Problem requirements: Reproduce the lines of the material exactly, excluding every image.

The input:
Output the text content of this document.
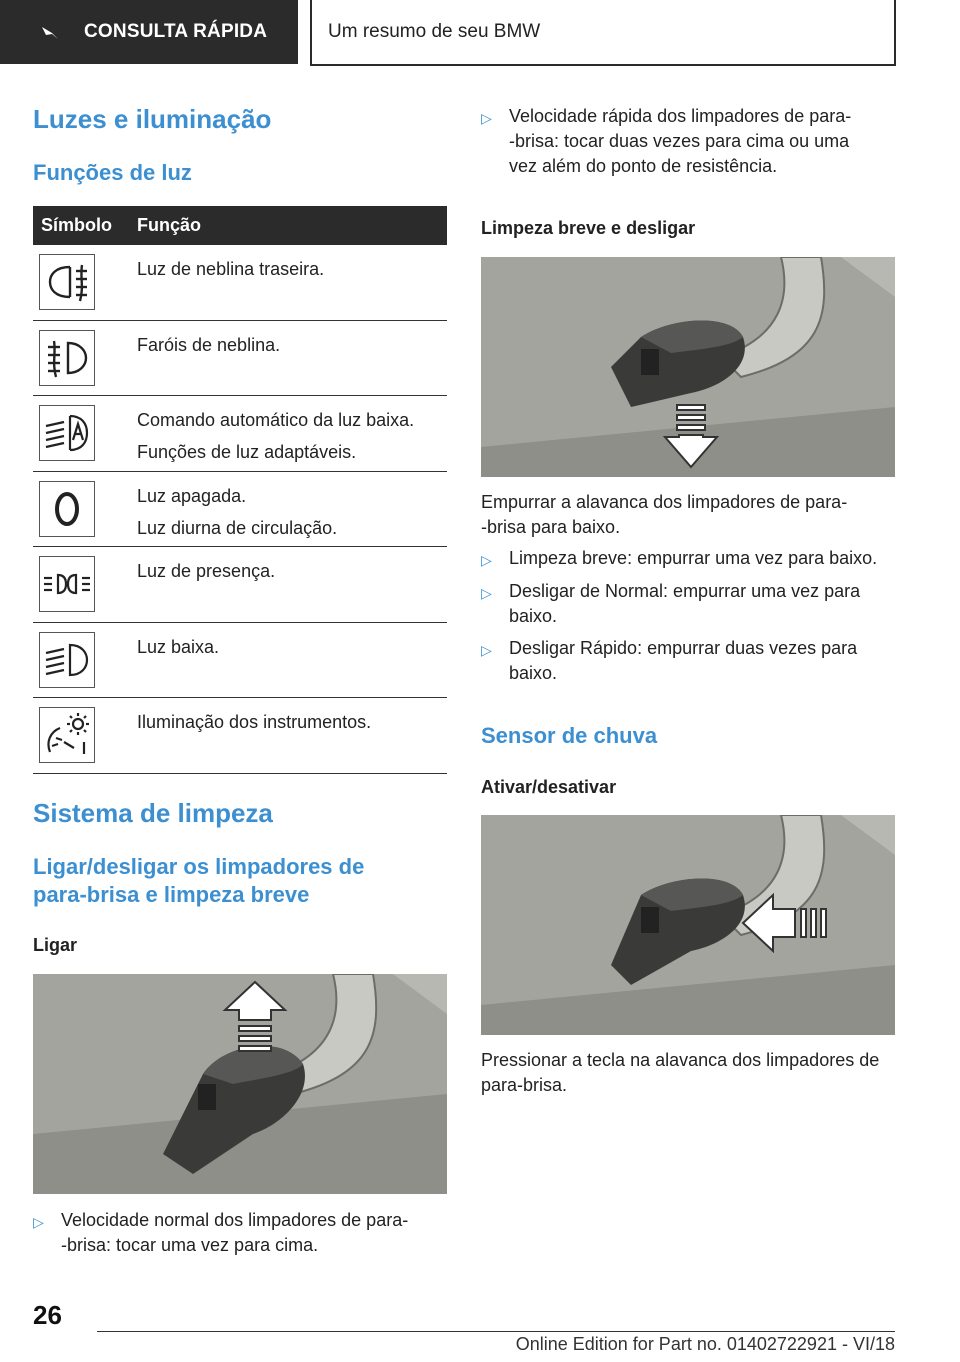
CONSULTA RÁPIDA	Um resumo de seu BMW
Luzes e iluminação
Funções de luz
Símbolo	Função
Luz de neblina traseira.
Faróis de neblina.
Comando automático da luz baixa.
Funções de luz adaptáveis.
Luz apagada.
Luz diurna de circulação.
Luz de presença.
Luz baixa.
Iluminação dos instrumentos.
Sistema de limpeza
Ligar/desligar os limpadores de
para-brisa e limpeza breve
Ligar
▷ Velocidade normal dos limpadores de para-
-brisa: tocar uma vez para cima.
▷ Velocidade rápida dos limpadores de para-
-brisa: tocar duas vezes para cima ou uma
vez além do ponto de resistência.
Limpeza breve e desligar
Empurrar a alavanca dos limpadores de para-
-brisa para baixo.
▷ Limpeza breve: empurrar uma vez para baixo.
▷ Desligar de Normal: empurrar uma vez para
baixo.
▷ Desligar Rápido: empurrar duas vezes para
baixo.
Sensor de chuva
Ativar/desativar
Pressionar a tecla na alavanca dos limpadores de
para-brisa.
26
Online Edition for Part no. 01402722921 - VI/18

Written solution:
Output the text content of this document.
CONSULTA RÁPIDA	Um resumo de seu BMW
Luzes e iluminação
Funções de luz
Símbolo	Função
Luz de neblina traseira.
Faróis de neblina.
Comando automático da luz baixa.
Funções de luz adaptáveis.
Luz apagada.
Luz diurna de circulação.
Luz de presença.
Luz baixa.
Iluminação dos instrumentos.
Sistema de limpeza
Ligar/desligar os limpadores de
para-brisa e limpeza breve
Ligar
▷ Velocidade normal dos limpadores de para-
-brisa: tocar uma vez para cima.
▷ Velocidade rápida dos limpadores de para-
-brisa: tocar duas vezes para cima ou uma
vez além do ponto de resistência.
Limpeza breve e desligar
Empurrar a alavanca dos limpadores de para-
-brisa para baixo.
▷ Limpeza breve: empurrar uma vez para baixo.
▷ Desligar de Normal: empurrar uma vez para
baixo.
▷ Desligar Rápido: empurrar duas vezes para
baixo.
Sensor de chuva
Ativar/desativar
Pressionar a tecla na alavanca dos limpadores de
para-brisa.
26
Online Edition for Part no. 01402722921 - VI/18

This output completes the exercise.